Every record here should be printed again exactly.
----
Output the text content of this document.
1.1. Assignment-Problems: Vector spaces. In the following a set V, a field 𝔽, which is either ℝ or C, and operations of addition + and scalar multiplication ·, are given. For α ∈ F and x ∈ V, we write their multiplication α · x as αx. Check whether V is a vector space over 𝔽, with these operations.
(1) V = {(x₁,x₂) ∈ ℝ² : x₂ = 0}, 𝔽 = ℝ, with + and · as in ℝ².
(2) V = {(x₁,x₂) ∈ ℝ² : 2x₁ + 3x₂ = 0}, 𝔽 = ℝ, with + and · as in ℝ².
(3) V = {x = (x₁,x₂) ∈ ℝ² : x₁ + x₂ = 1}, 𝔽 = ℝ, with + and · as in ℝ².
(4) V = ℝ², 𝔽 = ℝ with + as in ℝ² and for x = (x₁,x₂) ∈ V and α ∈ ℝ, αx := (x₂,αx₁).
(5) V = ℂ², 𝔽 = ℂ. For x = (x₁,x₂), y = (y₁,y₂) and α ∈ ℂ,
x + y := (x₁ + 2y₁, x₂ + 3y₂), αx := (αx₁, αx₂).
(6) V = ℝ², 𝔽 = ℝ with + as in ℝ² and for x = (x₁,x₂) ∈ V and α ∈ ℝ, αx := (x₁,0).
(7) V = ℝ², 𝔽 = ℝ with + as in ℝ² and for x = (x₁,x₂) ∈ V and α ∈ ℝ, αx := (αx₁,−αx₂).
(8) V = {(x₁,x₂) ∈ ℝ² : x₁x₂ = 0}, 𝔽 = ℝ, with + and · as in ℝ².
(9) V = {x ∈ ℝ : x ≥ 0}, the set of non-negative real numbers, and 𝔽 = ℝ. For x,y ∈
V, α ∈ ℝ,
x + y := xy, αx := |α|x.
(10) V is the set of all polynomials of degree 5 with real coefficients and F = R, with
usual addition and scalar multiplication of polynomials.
----
== Solution to this task ==
Output the text content of this document.
1.1. Assignment-Problems: Vector spaces. In the following a set V, a field 𝔽, which is either ℝ or C, and operations of addition + and scalar multiplication ·, are given. For α ∈ F and x ∈ V, we write their multiplication α · x as αx. Check whether V is a vector space over 𝔽, with these operations.
(1) V = {(x₁,x₂) ∈ ℝ² : x₂ = 0}, 𝔽 = ℝ, with + and · as in ℝ².
(2) V = {(x₁,x₂) ∈ ℝ² : 2x₁ + 3x₂ = 0}, 𝔽 = ℝ, with + and · as in ℝ².
(3) V = {x = (x₁,x₂) ∈ ℝ² : x₁ + x₂ = 1}, 𝔽 = ℝ, with + and · as in ℝ².
(4) V = ℝ², 𝔽 = ℝ with + as in ℝ² and for x = (x₁,x₂) ∈ V and α ∈ ℝ, αx := (x₂,αx₁).
(5) V = ℂ², 𝔽 = ℂ. For x = (x₁,x₂), y = (y₁,y₂) and α ∈ ℂ,
x + y := (x₁ + 2y₁, x₂ + 3y₂), αx := (αx₁, αx₂).
(6) V = ℝ², 𝔽 = ℝ with + as in ℝ² and for x = (x₁,x₂) ∈ V and α ∈ ℝ, αx := (x₁,0).
(7) V = ℝ², 𝔽 = ℝ with + as in ℝ² and for x = (x₁,x₂) ∈ V and α ∈ ℝ, αx := (αx₁,−αx₂).
(8) V = {(x₁,x₂) ∈ ℝ² : x₁x₂ = 0}, 𝔽 = ℝ, with + and · as in ℝ².
(9) V = {x ∈ ℝ : x ≥ 0}, the set of non-negative real numbers, and 𝔽 = ℝ. For x,y ∈
V, α ∈ ℝ,
x + y := xy, αx := |α|x.
(10) V is the set of all polynomials of degree 5 with real coefficients and F = R, with
usual addition and scalar multiplication of polynomials.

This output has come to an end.